# RECORD SET start

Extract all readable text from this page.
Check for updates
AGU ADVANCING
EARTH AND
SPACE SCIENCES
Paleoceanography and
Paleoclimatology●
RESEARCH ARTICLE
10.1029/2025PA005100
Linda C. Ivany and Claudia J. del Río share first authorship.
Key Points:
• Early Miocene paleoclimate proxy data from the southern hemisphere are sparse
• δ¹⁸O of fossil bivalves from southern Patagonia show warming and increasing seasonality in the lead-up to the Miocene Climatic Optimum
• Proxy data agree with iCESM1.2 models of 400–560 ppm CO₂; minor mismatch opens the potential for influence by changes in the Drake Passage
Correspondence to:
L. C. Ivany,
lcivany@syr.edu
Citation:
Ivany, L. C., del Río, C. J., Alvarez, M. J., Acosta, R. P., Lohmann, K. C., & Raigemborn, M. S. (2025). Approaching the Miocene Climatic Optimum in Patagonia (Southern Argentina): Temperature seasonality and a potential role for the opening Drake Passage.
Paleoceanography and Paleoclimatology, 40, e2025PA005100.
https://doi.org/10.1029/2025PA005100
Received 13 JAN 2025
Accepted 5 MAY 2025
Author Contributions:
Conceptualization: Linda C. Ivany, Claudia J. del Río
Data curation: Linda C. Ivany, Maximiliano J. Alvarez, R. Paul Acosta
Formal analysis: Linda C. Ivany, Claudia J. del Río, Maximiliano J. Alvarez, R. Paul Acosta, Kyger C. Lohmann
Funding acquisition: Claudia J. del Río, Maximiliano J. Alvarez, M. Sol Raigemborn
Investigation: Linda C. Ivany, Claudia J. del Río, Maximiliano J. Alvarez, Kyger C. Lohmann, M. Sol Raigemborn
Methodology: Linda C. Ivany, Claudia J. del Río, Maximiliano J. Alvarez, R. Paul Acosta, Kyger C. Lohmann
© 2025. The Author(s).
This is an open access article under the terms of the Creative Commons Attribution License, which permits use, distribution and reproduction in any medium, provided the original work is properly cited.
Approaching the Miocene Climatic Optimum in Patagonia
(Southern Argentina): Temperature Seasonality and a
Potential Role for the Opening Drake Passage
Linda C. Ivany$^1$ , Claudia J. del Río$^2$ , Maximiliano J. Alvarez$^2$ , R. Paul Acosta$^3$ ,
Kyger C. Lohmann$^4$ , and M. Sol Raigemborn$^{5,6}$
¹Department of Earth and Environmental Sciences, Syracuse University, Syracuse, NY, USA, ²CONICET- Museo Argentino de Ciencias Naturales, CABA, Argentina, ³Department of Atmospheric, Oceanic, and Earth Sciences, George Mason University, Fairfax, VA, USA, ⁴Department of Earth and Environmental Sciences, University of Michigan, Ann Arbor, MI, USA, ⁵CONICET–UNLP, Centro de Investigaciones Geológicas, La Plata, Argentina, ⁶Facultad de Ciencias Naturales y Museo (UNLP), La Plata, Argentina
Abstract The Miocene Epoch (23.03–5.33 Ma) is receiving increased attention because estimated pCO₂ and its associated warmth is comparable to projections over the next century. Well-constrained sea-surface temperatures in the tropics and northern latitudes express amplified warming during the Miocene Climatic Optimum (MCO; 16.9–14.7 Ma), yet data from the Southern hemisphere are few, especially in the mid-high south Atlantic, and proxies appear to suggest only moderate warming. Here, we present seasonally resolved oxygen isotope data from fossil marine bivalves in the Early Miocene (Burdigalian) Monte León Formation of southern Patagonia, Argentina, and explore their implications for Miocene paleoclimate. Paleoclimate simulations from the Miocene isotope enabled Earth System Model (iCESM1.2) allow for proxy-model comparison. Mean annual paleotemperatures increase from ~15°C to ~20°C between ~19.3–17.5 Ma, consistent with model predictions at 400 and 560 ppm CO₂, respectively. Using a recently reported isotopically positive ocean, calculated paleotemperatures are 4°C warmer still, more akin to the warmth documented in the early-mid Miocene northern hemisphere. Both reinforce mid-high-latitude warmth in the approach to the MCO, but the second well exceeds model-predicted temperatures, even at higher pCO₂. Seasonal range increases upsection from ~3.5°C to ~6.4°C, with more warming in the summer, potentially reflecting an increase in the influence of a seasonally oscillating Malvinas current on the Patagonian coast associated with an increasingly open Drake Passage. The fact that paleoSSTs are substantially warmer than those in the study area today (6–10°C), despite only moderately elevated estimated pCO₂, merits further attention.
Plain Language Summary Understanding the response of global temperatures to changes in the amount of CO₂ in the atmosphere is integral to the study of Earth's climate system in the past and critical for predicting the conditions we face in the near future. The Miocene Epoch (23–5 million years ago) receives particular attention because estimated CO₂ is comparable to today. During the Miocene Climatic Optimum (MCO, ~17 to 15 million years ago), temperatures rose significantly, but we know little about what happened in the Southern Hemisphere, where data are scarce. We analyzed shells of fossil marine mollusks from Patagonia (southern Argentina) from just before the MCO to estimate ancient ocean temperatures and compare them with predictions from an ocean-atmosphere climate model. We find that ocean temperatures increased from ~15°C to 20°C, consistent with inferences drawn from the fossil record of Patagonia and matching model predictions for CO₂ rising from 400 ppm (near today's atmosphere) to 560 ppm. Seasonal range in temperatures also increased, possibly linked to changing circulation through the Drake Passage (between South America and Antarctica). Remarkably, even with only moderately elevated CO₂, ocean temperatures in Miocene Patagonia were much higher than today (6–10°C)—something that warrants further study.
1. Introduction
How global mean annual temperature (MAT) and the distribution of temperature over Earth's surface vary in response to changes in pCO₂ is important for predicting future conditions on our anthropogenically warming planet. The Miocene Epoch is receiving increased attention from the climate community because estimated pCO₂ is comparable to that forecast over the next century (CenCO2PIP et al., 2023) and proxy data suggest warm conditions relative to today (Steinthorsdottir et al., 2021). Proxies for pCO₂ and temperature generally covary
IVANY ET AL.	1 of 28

# RECORD SET end

GIVEN INSTRUCTION: Look for lines containing the string "Approaching" and copy them all.

CORRECT RESULT:
Ivany, L. C., del Río, C. J., Alvarez, M. J., Acosta, R. P., Lohmann, K. C., & Raigemborn, M. S. (2025). Approaching the Miocene Climatic Optimum in Patagonia (Southern Argentina): Temperature seasonality and a potential role for the opening Drake Passage.
Approaching the Miocene Climatic Optimum in Patagonia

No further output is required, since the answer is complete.